• [WRITTEN TASK]: Isolate every line in the data with the string "Model" and copy it.

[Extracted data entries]
──────
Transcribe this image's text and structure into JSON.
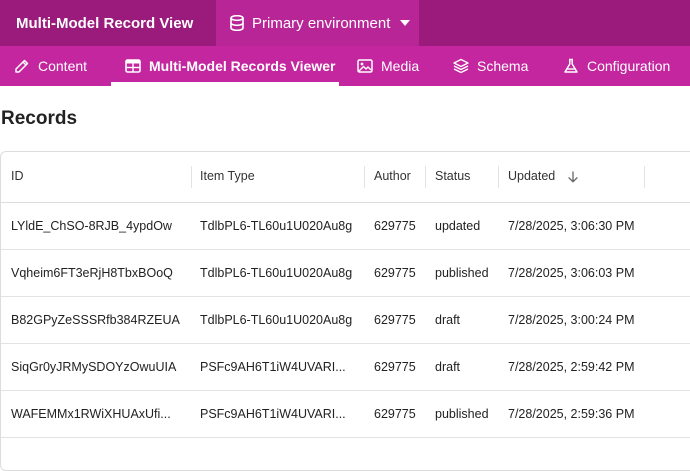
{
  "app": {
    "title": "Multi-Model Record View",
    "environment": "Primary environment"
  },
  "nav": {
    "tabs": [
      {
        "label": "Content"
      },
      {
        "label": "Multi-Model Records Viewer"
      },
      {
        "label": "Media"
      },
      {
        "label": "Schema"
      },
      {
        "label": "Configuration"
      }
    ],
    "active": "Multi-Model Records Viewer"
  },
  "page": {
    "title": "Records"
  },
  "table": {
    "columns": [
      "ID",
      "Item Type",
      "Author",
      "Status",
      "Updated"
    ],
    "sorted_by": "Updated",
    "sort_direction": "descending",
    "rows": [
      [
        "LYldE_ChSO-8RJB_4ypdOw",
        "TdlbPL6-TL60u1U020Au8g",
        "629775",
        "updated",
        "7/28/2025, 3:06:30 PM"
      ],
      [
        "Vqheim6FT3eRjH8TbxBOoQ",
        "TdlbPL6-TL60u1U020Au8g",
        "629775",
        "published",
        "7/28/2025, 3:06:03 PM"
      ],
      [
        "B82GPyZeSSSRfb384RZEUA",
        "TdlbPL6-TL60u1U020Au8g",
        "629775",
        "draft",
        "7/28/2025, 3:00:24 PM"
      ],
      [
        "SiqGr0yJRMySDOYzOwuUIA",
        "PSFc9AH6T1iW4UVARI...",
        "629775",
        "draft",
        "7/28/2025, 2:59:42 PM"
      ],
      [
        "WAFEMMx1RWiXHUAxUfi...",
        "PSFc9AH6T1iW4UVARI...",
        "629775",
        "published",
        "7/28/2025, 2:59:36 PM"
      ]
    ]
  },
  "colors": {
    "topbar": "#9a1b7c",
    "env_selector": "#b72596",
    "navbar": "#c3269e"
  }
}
──────
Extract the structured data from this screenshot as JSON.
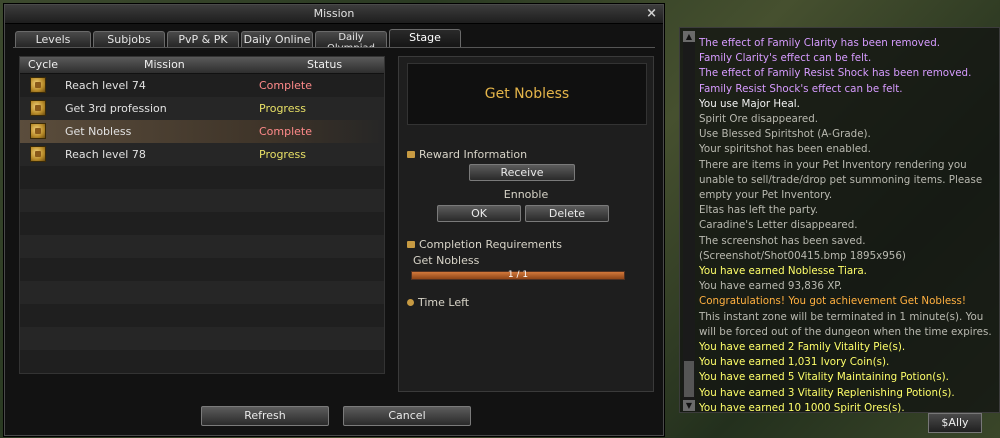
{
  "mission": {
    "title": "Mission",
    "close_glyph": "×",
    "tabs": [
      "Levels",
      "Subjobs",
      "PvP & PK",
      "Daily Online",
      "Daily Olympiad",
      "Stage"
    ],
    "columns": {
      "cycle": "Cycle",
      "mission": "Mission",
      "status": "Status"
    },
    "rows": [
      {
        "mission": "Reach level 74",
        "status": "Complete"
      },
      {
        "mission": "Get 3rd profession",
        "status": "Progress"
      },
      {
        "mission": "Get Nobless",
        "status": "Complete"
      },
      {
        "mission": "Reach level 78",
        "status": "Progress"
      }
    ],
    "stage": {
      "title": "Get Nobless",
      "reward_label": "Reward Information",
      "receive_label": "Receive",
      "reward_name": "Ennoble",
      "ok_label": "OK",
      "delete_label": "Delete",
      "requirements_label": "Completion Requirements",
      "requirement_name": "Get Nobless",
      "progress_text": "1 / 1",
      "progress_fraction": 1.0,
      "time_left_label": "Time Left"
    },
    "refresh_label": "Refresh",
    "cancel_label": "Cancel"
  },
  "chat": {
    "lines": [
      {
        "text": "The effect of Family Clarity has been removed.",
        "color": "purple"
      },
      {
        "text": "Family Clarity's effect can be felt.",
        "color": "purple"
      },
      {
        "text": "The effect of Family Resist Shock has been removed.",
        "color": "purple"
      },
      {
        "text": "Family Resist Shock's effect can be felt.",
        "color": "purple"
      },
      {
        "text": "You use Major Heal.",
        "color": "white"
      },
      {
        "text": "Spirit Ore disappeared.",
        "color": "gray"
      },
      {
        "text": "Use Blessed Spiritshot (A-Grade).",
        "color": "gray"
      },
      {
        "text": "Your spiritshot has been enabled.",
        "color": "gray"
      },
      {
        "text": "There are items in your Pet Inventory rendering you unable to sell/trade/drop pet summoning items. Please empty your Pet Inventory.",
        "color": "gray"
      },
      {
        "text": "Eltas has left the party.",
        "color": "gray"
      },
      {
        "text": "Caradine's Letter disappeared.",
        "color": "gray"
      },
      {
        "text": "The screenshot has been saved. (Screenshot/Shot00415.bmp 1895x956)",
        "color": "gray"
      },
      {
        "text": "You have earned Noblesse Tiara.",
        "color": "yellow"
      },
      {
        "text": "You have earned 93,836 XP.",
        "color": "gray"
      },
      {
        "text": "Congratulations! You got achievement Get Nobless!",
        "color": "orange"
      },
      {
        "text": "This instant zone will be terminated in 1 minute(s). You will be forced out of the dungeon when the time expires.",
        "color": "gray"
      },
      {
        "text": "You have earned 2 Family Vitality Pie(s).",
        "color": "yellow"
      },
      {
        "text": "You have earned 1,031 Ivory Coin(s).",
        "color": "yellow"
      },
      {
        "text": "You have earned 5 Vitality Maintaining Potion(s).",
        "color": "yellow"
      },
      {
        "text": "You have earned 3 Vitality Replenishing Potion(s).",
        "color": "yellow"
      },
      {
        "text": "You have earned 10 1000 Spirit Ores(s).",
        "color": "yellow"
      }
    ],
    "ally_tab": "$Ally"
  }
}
──────
• [ANSWER FOR THE TASK]:
    "title": "Multi-Model Record View",
        "label": "Multi-Model Records Viewer"
    "active": "Multi-Model Records Viewer"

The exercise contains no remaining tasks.